## STATED PROBLEM
Give only the number of lines in these records that contain the word "message".
======== DATA SHOWN
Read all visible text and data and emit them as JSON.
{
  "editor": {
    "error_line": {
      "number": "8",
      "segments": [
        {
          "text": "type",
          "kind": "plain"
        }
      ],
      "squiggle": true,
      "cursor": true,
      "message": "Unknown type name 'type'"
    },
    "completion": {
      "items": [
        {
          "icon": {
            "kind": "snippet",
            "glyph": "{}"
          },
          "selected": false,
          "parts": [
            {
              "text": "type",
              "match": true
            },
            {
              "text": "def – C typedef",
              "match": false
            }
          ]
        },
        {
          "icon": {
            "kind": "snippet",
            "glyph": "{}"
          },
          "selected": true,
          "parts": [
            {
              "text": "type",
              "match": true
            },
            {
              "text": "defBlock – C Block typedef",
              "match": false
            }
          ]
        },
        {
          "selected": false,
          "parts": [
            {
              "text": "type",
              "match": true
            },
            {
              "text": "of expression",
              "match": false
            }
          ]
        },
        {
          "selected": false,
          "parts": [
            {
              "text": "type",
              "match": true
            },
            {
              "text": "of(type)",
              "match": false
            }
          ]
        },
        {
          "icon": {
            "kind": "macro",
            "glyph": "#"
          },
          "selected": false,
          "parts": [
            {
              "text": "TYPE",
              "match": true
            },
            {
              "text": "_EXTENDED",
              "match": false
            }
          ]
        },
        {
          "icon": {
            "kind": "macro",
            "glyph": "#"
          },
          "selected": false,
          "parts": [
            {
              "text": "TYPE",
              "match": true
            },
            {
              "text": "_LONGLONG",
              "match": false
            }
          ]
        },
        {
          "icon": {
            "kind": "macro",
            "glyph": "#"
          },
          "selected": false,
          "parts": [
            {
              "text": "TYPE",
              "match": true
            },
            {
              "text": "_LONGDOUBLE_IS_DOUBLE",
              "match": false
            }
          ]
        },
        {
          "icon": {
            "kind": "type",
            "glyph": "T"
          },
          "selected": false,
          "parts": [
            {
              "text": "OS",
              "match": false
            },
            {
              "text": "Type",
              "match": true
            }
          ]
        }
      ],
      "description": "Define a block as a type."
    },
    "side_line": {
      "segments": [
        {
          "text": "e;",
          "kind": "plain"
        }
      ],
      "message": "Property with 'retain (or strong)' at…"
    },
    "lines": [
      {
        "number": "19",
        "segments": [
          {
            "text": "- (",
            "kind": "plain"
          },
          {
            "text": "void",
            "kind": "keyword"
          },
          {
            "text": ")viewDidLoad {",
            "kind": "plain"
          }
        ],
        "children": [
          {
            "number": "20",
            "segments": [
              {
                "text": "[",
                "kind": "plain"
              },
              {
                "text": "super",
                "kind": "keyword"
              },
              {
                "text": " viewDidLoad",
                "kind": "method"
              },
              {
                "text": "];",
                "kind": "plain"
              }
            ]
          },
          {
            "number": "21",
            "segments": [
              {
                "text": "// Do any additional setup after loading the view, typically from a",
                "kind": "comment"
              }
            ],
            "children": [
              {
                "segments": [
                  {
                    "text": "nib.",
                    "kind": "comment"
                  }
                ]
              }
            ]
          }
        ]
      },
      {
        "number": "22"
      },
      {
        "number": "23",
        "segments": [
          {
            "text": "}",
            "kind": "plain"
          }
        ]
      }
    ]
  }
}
================
## RESPONSE FOR THIS EXERCISE
2